# [SUPPLIED RECORDS]

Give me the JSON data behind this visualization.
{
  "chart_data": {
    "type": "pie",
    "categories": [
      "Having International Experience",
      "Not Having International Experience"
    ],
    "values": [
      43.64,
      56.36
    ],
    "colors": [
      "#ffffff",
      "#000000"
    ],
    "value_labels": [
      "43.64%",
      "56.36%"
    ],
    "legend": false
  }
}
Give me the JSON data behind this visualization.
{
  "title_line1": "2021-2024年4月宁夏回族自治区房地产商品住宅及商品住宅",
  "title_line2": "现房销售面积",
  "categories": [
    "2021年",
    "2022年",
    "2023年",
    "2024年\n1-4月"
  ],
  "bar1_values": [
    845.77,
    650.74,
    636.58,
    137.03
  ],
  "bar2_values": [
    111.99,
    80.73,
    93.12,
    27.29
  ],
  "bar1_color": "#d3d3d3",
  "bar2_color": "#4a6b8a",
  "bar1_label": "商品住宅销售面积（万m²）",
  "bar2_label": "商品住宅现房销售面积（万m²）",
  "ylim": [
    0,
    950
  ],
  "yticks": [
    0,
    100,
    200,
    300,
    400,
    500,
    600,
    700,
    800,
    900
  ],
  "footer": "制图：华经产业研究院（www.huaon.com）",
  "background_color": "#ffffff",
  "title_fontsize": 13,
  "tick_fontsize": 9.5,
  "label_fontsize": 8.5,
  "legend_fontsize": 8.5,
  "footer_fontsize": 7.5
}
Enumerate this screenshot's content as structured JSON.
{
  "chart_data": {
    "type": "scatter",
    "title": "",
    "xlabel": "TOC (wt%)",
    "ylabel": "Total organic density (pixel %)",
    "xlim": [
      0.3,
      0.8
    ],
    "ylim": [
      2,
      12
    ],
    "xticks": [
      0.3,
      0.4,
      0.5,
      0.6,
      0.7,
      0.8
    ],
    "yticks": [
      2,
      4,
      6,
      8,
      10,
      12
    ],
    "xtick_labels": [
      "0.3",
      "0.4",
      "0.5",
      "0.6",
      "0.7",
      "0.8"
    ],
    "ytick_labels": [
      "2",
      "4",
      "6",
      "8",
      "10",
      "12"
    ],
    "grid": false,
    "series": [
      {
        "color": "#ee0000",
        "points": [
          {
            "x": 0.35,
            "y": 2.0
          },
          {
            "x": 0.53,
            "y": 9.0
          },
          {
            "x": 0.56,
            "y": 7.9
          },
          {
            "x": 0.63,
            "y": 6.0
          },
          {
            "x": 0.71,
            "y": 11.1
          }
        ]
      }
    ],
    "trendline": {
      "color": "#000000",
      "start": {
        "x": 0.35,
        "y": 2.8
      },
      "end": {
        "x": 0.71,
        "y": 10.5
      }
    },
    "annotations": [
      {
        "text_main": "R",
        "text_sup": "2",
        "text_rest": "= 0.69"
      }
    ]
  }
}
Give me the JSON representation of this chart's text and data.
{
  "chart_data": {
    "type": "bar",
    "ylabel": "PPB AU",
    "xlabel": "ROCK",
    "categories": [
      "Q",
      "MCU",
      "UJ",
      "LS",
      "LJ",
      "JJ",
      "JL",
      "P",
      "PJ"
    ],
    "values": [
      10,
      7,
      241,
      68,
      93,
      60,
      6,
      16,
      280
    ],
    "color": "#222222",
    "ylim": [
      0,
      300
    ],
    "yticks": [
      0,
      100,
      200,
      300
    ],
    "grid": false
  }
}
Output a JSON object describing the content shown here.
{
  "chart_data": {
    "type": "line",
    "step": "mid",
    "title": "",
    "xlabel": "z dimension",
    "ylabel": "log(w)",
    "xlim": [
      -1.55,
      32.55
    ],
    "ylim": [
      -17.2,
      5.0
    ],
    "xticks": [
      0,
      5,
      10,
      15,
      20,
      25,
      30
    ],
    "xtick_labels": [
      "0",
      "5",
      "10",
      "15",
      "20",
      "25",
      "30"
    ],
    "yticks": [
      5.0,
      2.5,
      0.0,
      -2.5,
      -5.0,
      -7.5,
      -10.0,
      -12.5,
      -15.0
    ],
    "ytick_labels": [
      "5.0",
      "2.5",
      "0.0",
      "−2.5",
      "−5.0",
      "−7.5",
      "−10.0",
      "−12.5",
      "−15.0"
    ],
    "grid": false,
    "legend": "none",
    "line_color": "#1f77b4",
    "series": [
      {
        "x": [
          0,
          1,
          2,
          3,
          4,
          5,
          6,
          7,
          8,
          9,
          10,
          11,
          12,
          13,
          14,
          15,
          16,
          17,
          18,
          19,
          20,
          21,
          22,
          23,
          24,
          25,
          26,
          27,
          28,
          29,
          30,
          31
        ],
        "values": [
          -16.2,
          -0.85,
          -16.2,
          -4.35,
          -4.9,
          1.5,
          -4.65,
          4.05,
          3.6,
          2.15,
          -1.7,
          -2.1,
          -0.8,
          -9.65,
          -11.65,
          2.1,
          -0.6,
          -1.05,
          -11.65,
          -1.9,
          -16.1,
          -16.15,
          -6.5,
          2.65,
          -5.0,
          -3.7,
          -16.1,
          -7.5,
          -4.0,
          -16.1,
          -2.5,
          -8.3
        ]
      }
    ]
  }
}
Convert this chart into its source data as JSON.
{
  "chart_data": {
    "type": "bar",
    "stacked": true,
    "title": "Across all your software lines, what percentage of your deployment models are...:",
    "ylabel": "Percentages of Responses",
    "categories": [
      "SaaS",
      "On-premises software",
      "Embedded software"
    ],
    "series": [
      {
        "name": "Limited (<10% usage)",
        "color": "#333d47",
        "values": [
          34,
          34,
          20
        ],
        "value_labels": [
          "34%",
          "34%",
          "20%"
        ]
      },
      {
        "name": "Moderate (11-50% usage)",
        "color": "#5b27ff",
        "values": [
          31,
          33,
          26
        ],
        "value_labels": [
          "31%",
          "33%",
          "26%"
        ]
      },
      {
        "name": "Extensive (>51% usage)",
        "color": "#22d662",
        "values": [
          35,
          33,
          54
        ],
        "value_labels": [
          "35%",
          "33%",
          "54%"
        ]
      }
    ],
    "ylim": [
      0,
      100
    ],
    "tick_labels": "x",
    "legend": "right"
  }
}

# [STATED PROBLEM]
Leave out every line without the string "International" and copy the rest.

# [EXPECTED ANSWER]
      "Having International Experience",
      "Not Having International Experience"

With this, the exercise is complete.